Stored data
** start **

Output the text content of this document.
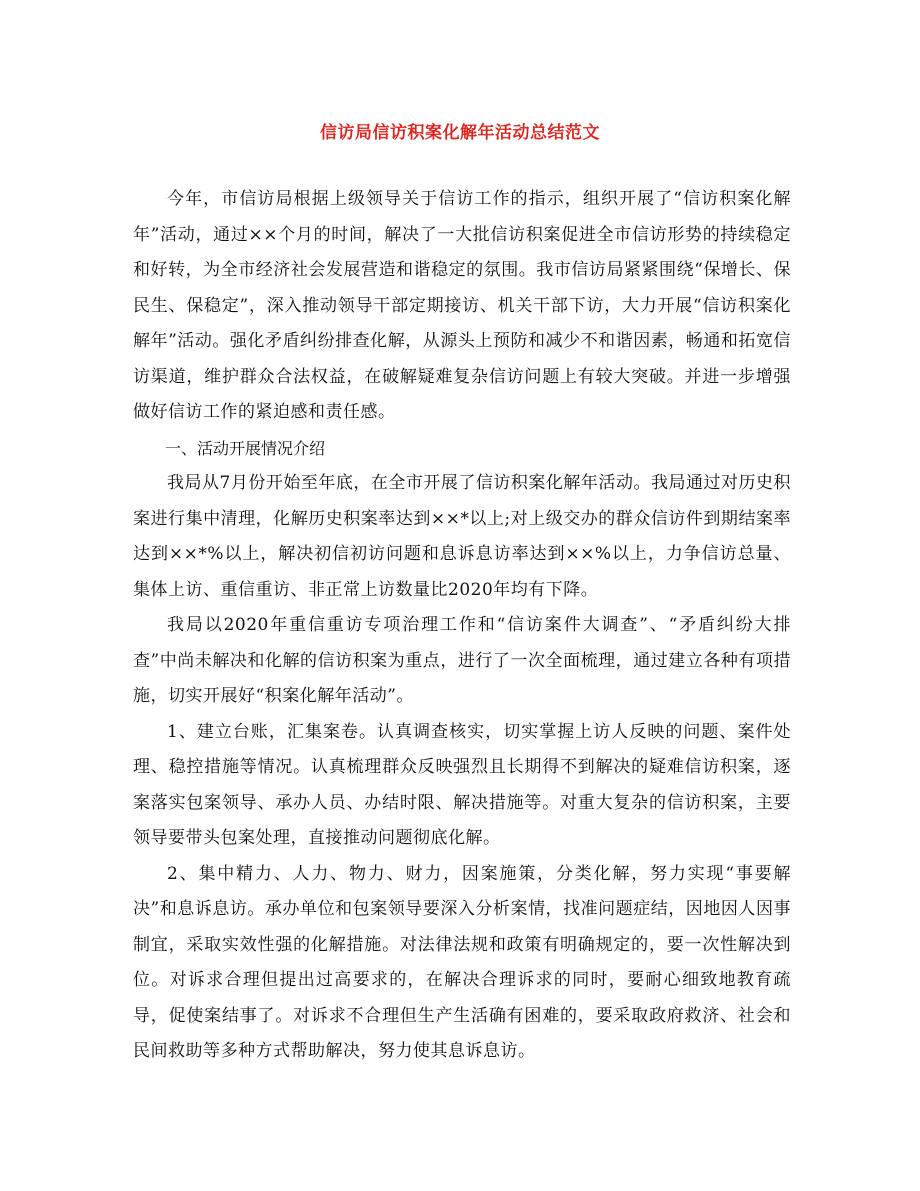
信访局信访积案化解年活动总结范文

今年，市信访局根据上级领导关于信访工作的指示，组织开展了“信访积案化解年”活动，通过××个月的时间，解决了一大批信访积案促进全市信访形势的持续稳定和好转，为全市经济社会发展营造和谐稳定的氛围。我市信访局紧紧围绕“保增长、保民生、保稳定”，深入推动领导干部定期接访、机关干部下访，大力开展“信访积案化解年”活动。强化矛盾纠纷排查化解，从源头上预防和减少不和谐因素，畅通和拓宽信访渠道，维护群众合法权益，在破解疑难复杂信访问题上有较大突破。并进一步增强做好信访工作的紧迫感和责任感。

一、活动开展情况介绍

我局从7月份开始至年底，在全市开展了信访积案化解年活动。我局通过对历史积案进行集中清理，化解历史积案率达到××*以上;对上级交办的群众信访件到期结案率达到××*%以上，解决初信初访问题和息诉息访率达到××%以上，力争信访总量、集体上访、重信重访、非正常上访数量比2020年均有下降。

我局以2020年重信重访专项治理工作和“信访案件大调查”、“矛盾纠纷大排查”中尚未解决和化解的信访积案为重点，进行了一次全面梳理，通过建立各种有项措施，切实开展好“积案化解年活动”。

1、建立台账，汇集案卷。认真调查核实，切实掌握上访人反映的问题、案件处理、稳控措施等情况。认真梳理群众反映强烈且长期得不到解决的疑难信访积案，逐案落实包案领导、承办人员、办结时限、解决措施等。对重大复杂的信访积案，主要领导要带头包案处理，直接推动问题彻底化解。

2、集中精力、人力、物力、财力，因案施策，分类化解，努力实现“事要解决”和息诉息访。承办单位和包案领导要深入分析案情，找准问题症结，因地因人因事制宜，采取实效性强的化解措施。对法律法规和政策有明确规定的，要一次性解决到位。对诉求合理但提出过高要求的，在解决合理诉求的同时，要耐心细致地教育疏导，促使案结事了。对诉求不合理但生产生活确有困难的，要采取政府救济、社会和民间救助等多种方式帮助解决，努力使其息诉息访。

** end **

▸ **THE PROBLEM**: Your copy should repeat each entry above exactly but contain no pictures.

▸ **TASK RESULT**:
Output the text content of this document.
信访局信访积案化解年活动总结范文

今年，市信访局根据上级领导关于信访工作的指示，组织开展了“信访积案化解年”活动，通过××个月的时间，解决了一大批信访积案促进全市信访形势的持续稳定和好转，为全市经济社会发展营造和谐稳定的氛围。我市信访局紧紧围绕“保增长、保民生、保稳定”，深入推动领导干部定期接访、机关干部下访，大力开展“信访积案化解年”活动。强化矛盾纠纷排查化解，从源头上预防和减少不和谐因素，畅通和拓宽信访渠道，维护群众合法权益，在破解疑难复杂信访问题上有较大突破。并进一步增强做好信访工作的紧迫感和责任感。

一、活动开展情况介绍

我局从7月份开始至年底，在全市开展了信访积案化解年活动。我局通过对历史积案进行集中清理，化解历史积案率达到××*以上;对上级交办的群众信访件到期结案率达到××*%以上，解决初信初访问题和息诉息访率达到××%以上，力争信访总量、集体上访、重信重访、非正常上访数量比2020年均有下降。

我局以2020年重信重访专项治理工作和“信访案件大调查”、“矛盾纠纷大排查”中尚未解决和化解的信访积案为重点，进行了一次全面梳理，通过建立各种有项措施，切实开展好“积案化解年活动”。

1、建立台账，汇集案卷。认真调查核实，切实掌握上访人反映的问题、案件处理、稳控措施等情况。认真梳理群众反映强烈且长期得不到解决的疑难信访积案，逐案落实包案领导、承办人员、办结时限、解决措施等。对重大复杂的信访积案，主要领导要带头包案处理，直接推动问题彻底化解。

2、集中精力、人力、物力、财力，因案施策，分类化解，努力实现“事要解决”和息诉息访。承办单位和包案领导要深入分析案情，找准问题症结，因地因人因事制宜，采取实效性强的化解措施。对法律法规和政策有明确规定的，要一次性解决到位。对诉求合理但提出过高要求的，在解决合理诉求的同时，要耐心细致地教育疏导，促使案结事了。对诉求不合理但生产生活确有困难的，要采取政府救济、社会和民间救助等多种方式帮助解决，努力使其息诉息访。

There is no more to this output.